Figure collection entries
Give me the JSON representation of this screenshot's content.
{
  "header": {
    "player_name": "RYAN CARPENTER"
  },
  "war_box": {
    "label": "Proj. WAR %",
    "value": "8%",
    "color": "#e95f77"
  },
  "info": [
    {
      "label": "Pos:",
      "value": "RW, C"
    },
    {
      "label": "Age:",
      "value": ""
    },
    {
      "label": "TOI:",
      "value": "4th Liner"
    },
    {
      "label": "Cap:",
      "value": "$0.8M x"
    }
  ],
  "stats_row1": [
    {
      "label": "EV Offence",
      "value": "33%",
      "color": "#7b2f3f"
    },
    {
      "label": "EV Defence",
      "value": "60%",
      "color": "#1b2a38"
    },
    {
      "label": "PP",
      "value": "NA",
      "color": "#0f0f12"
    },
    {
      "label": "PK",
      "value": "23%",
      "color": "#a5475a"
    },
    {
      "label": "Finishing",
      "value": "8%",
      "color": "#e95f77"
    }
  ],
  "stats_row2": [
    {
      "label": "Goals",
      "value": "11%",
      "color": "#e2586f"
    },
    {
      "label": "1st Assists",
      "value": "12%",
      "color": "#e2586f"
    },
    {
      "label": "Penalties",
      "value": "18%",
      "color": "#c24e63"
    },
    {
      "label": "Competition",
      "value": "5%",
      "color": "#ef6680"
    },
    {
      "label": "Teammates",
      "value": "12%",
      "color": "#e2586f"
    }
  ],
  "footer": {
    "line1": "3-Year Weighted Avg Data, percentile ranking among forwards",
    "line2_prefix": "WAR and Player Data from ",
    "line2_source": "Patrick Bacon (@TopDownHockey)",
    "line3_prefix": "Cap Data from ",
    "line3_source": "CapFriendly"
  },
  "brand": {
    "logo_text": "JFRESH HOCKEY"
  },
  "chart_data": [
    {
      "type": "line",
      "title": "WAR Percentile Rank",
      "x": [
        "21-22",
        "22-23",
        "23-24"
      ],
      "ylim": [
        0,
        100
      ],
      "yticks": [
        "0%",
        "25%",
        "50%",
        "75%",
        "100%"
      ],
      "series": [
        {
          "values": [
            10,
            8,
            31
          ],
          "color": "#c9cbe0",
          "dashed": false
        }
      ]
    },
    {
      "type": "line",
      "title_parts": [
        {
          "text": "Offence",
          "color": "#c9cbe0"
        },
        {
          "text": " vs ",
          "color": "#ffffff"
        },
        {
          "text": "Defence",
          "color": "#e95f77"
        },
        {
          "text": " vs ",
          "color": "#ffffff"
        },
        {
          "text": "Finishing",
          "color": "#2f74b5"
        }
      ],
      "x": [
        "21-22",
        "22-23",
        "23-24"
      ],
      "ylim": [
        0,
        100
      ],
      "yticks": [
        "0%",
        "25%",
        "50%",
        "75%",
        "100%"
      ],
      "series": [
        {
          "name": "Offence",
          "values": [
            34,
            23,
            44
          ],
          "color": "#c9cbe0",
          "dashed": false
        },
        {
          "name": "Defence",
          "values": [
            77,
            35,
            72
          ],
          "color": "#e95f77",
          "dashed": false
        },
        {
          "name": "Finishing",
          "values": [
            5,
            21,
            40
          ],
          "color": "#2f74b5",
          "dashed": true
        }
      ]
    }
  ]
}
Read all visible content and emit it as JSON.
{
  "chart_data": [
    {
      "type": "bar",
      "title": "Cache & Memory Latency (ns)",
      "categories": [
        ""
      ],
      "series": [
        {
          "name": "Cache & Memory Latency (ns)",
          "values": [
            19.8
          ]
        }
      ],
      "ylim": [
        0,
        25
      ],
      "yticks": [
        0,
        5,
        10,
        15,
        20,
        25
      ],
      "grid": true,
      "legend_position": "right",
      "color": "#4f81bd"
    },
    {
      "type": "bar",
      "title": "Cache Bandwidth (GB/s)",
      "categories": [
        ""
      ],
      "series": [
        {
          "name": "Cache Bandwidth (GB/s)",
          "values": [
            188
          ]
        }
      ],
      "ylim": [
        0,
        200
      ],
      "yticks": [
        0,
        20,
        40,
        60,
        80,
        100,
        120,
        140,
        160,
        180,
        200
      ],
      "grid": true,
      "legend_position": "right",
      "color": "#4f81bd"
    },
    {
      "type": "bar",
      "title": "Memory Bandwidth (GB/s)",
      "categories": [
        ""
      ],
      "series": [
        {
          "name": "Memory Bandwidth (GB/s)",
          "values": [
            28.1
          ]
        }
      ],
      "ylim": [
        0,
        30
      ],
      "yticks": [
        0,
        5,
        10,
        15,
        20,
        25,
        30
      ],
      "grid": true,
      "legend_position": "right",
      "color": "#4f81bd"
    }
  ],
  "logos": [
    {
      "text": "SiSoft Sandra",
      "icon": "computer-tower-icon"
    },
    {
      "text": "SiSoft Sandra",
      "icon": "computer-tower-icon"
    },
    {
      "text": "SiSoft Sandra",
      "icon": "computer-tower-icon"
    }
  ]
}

■ What to do
Give every line of the material that includes the string "Finishing".

■ Written response
      "label": "Finishing",
          "text": "Finishing",
          "name": "Finishing",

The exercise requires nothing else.